DATA FOR PROCESSING:
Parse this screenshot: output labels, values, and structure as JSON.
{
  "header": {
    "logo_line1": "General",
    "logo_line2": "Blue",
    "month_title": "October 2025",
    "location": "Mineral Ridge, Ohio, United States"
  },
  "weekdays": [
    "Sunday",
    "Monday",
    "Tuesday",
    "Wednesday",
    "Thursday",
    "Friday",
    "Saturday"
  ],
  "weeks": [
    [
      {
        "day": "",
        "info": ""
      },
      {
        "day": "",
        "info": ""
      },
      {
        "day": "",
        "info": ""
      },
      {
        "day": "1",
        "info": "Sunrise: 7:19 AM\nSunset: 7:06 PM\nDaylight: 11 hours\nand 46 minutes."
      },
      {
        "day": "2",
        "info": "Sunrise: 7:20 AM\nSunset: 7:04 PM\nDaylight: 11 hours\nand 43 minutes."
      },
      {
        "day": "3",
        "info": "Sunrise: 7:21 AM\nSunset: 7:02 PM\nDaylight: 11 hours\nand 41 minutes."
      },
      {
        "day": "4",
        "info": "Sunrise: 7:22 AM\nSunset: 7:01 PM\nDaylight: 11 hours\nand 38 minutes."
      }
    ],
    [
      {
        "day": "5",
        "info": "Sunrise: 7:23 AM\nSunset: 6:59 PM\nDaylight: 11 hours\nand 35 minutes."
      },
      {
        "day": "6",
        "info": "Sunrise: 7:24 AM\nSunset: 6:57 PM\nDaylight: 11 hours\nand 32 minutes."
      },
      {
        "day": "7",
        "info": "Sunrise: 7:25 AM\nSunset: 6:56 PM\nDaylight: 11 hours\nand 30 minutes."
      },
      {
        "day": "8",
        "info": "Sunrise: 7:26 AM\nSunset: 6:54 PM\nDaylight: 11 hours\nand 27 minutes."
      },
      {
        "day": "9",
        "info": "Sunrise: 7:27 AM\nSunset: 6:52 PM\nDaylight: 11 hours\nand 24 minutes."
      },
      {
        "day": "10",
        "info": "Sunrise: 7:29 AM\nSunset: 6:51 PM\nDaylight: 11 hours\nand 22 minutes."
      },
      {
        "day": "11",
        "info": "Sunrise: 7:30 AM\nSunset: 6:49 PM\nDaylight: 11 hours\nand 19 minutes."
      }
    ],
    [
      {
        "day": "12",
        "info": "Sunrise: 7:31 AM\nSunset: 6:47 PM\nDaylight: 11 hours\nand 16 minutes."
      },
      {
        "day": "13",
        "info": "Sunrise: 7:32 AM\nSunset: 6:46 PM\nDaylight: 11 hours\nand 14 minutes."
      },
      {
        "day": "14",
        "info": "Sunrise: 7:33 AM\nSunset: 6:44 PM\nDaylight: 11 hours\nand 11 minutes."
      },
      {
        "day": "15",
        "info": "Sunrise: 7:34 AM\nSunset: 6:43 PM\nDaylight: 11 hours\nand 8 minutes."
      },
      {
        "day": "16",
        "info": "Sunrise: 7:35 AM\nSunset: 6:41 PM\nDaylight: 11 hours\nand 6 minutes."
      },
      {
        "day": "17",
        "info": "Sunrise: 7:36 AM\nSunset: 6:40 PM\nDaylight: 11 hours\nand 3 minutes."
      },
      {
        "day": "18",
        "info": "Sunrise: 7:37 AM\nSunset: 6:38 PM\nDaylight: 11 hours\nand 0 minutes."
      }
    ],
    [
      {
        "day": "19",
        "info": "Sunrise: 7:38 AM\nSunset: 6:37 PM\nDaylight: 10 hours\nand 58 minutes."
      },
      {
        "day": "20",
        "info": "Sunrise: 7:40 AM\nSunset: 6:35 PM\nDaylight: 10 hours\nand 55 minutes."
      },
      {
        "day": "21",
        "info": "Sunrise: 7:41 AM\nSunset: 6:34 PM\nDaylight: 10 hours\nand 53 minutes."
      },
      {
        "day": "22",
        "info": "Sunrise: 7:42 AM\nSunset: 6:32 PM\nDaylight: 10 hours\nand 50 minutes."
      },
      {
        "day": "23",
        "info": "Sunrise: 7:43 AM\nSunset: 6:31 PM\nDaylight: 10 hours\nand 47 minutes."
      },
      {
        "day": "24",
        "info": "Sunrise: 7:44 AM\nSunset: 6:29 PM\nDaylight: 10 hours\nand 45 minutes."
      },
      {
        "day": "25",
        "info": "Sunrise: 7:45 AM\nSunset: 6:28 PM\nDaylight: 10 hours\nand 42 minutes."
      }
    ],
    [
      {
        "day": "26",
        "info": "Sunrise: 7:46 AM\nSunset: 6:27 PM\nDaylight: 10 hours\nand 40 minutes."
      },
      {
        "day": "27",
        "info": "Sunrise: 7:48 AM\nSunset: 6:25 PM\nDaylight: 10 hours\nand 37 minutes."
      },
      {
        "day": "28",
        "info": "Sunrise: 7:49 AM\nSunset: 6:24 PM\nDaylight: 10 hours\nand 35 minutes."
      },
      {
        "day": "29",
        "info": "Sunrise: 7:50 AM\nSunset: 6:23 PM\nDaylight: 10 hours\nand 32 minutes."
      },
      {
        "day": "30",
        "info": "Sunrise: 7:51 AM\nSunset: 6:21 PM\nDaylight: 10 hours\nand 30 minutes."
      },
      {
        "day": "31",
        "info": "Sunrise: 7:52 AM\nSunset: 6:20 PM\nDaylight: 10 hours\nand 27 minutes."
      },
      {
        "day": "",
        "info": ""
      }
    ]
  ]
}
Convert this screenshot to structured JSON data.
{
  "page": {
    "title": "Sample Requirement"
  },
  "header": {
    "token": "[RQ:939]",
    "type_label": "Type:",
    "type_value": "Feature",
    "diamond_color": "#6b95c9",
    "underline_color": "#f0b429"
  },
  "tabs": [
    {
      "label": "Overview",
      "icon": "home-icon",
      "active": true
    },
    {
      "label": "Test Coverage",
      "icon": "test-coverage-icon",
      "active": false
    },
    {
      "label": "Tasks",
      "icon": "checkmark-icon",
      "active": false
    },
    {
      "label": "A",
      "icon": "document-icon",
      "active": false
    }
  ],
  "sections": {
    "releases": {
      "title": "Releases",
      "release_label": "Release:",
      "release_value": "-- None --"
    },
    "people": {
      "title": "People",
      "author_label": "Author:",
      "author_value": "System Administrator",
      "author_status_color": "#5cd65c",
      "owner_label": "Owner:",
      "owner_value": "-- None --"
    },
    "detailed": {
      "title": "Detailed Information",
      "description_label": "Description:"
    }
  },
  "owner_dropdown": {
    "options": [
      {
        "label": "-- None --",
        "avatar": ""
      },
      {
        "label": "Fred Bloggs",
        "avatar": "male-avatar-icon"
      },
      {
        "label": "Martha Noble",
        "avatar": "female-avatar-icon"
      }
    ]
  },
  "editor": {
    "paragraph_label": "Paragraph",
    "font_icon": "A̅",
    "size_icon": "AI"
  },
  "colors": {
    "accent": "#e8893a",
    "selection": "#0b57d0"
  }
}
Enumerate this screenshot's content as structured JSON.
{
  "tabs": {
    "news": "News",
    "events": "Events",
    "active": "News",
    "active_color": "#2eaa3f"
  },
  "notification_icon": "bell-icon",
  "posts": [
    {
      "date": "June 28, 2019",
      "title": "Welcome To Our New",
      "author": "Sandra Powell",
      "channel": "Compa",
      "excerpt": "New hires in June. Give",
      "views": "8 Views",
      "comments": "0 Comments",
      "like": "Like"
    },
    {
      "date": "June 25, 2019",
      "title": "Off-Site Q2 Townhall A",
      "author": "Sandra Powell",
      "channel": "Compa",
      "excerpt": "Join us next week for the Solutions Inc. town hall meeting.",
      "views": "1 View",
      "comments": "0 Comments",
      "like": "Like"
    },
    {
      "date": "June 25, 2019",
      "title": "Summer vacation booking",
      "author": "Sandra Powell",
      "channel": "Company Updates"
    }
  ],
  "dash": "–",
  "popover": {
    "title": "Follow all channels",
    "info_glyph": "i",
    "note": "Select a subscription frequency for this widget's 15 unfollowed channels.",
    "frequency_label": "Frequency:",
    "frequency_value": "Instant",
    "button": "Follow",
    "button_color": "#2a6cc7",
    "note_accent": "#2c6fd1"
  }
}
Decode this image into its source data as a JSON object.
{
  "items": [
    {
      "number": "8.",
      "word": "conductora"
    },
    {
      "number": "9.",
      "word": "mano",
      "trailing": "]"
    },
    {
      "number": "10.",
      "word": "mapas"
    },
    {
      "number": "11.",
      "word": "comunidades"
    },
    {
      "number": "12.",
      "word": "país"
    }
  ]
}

TASK DESCRIPTION: Output exactly the lines between the one containing "Enumerate this screenshot's" and the final line above, both inclusive.

RESPONSE TO THIS EXERCISE:
Enumerate this screenshot's content as structured JSON.
{
  "tabs": {
    "news": "News",
    "events": "Events",
    "active": "News",
    "active_color": "#2eaa3f"
  },
  "notification_icon": "bell-icon",
  "posts": [
    {
      "date": "June 28, 2019",
      "title": "Welcome To Our New",
      "author": "Sandra Powell",
      "channel": "Compa",
      "excerpt": "New hires in June. Give",
      "views": "8 Views",
      "comments": "0 Comments",
      "like": "Like"
    },
    {
      "date": "June 25, 2019",
      "title": "Off-Site Q2 Townhall A",
      "author": "Sandra Powell",
      "channel": "Compa",
      "excerpt": "Join us next week for the Solutions Inc. town hall meeting.",
      "views": "1 View",
      "comments": "0 Comments",
      "like": "Like"
    },
    {
      "date": "June 25, 2019",
      "title": "Summer vacation booking",
      "author": "Sandra Powell",
      "channel": "Company Updates"
    }
  ],
  "dash": "–",
  "popover": {
    "title": "Follow all channels",
    "info_glyph": "i",
    "note": "Select a subscription frequency for this widget's 15 unfollowed channels.",
    "frequency_label": "Frequency:",
    "frequency_value": "Instant",
    "button": "Follow",
    "button_color": "#2a6cc7",
    "note_accent": "#2c6fd1"
  }
}
Decode this image into its source data as a JSON object.
{
  "items": [
    {
      "number": "8.",
      "word": "conductora"
    },
    {
      "number": "9.",
      "word": "mano",
      "trailing": "]"
    },
    {
      "number": "10.",
      "word": "mapas"
    },
    {
      "number": "11.",
      "word": "comunidades"
    },
    {
      "number": "12.",
      "word": "país"
    }
  ]
}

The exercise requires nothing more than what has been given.